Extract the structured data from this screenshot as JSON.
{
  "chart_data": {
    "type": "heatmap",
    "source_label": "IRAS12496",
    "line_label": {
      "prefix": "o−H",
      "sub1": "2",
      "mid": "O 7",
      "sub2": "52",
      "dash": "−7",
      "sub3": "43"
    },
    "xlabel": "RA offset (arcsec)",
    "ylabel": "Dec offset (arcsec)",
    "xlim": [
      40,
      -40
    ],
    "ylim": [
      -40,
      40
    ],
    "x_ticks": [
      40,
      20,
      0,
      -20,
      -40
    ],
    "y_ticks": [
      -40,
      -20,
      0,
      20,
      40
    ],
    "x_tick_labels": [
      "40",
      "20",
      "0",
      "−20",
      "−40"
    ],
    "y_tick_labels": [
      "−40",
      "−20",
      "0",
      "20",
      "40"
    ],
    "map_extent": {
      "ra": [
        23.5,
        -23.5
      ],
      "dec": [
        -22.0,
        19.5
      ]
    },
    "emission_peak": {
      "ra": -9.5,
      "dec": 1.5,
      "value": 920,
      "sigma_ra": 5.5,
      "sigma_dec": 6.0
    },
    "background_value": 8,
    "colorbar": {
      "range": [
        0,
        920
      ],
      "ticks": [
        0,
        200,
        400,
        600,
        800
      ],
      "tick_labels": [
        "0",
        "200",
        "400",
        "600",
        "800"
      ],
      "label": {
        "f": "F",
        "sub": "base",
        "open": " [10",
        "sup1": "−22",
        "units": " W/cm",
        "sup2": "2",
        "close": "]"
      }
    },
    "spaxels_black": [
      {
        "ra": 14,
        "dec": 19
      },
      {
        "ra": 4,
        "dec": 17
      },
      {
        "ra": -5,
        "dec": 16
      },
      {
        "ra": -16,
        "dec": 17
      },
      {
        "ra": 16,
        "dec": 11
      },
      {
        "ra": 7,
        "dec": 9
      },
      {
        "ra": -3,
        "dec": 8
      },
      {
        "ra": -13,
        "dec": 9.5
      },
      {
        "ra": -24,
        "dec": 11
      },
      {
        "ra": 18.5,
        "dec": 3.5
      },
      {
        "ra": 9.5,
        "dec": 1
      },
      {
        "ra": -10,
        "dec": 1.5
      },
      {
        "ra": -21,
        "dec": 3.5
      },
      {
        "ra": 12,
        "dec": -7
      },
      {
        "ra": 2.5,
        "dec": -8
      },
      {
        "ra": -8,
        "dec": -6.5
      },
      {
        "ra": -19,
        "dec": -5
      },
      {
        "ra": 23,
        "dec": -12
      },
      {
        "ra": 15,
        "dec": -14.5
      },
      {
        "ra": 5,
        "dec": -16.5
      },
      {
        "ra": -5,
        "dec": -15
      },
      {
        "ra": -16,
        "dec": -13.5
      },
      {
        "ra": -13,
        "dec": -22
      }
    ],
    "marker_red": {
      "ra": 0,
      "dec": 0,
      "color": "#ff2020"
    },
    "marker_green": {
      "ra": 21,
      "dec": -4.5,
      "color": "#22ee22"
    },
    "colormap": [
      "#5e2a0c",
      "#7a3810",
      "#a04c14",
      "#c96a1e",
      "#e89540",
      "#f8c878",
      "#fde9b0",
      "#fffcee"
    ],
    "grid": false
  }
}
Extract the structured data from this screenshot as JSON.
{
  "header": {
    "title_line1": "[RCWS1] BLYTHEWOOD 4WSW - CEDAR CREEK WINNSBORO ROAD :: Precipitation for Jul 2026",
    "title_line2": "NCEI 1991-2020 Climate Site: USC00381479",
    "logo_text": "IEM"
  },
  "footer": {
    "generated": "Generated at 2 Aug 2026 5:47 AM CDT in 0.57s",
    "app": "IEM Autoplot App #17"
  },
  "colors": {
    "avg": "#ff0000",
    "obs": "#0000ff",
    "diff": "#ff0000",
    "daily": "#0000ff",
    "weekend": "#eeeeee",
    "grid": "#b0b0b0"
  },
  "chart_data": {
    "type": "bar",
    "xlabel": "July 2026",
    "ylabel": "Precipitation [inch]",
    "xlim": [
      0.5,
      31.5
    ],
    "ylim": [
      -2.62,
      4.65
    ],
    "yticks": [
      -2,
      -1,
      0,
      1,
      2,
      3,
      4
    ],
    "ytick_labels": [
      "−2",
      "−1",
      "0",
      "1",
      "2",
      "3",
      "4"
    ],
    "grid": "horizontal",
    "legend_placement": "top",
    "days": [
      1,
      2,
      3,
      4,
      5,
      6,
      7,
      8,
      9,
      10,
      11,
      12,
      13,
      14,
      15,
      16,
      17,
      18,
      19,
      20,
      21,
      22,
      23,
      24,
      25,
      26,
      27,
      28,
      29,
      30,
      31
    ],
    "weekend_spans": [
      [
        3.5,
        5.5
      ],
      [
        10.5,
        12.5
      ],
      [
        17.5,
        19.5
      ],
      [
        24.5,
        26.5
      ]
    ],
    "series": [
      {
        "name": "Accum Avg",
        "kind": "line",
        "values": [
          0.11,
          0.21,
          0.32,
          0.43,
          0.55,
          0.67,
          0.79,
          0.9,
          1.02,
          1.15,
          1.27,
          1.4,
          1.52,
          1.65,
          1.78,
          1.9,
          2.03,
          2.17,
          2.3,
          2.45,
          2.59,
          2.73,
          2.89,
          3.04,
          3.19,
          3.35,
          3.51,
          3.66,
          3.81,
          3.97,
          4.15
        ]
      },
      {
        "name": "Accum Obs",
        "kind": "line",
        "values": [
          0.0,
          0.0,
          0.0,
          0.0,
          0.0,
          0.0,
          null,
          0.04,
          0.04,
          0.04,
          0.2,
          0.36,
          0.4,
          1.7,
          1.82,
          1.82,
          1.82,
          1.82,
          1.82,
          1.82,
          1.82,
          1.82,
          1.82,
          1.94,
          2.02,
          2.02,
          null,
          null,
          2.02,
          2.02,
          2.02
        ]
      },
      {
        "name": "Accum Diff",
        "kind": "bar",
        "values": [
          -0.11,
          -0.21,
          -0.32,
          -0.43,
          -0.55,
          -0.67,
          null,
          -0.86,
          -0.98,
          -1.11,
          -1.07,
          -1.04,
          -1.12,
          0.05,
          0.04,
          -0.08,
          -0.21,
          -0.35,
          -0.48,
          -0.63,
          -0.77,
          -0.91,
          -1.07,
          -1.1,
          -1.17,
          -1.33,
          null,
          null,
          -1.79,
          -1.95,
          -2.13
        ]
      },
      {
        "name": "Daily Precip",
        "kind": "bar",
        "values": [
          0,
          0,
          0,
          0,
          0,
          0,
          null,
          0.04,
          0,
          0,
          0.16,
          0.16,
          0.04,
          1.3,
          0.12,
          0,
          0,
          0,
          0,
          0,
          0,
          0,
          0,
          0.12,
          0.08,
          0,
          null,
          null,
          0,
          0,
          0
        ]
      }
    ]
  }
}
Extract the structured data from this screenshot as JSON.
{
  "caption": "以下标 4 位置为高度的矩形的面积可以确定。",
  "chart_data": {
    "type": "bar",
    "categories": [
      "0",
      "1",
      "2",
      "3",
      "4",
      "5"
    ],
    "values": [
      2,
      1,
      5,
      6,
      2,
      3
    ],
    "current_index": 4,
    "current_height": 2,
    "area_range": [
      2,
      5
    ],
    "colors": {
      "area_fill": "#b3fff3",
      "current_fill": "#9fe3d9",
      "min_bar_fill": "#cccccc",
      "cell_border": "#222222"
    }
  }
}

= = = = =

* [STATED TASK] Identify each line in the entries with the word "arcsec" and copy it.

* [FINISHED TASK]
    "xlabel": "RA offset (arcsec)",
    "ylabel": "Dec offset (arcsec)",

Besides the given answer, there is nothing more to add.